**DIRECTION**
Check every line of the material below for the string "onions", and return the ones that have it.

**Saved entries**
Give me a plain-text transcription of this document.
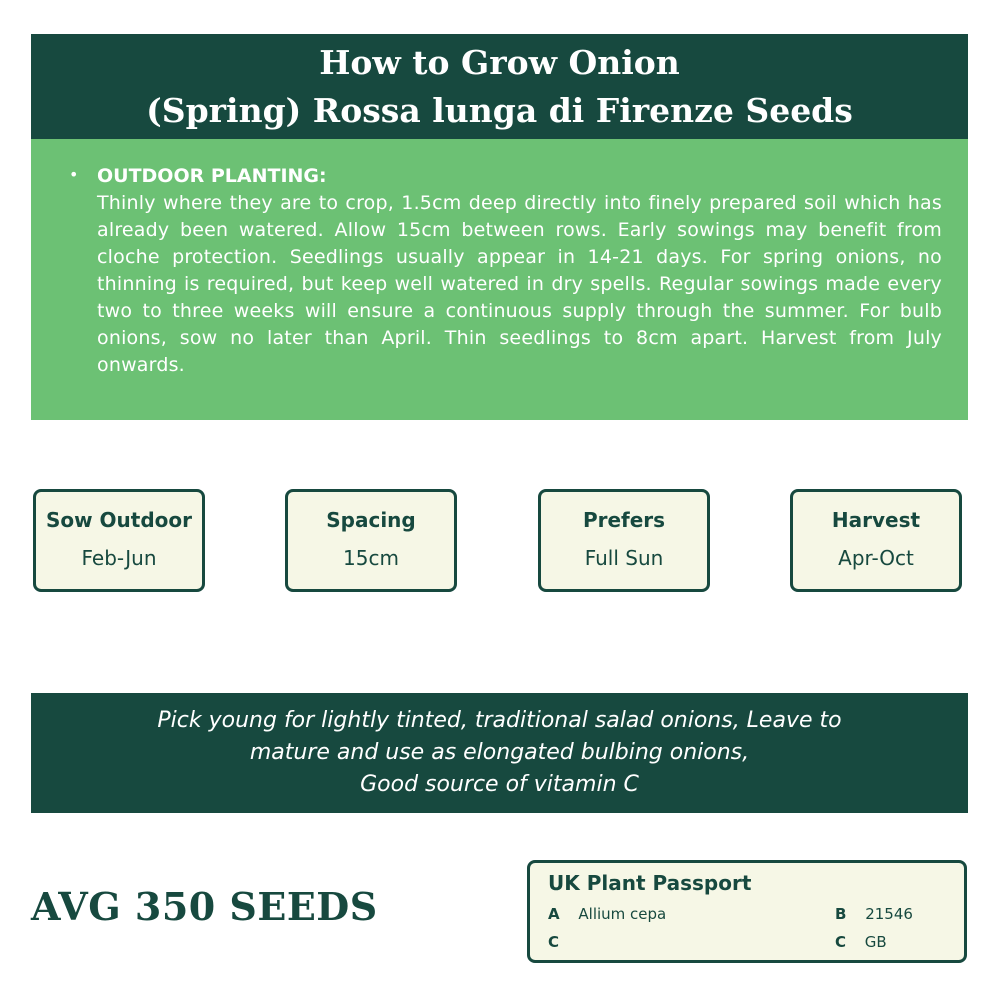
How to Grow Onion
(Spring) Rossa lunga di Firenze Seeds
• OUTDOOR PLANTING:
Thinly where they are to crop, 1.5cm deep directly into finely prepared soil which has already been watered. Allow 15cm between rows. Early sowings may benefit from cloche protection. Seedlings usually appear in 14-21 days. For spring onions, no thinning is required, but keep well watered in dry spells. Regular sowings made every two to three weeks will ensure a continuous supply through the summer. For bulb onions, sow no later than April. Thin seedlings to 8cm apart. Harvest from July onwards.
Sow Outdoor
Feb-Jun
Spacing
15cm
Prefers
Full Sun
Harvest
Apr-Oct
Pick young for lightly tinted, traditional salad onions, Leave to
mature and use as elongated bulbing onions,
Good source of vitamin C
AVG 350 SEEDS
UK Plant Passport
A Allium cepa	B 21546
C	C GB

**SOLUTION TO THE PROBLEM**
Thinly where they are to crop, 1.5cm deep directly into finely prepared soil which has already been watered. Allow 15cm between rows. Early sowings may benefit from cloche protection. Seedlings usually appear in 14-21 days. For spring onions, no thinning is required, but keep well watered in dry spells. Regular sowings made every two to three weeks will ensure a continuous supply through the summer. For bulb onions, sow no later than April. Thin seedlings to 8cm apart. Harvest from July onwards.
Pick young for lightly tinted, traditional salad onions, Leave to
mature and use as elongated bulbing onions,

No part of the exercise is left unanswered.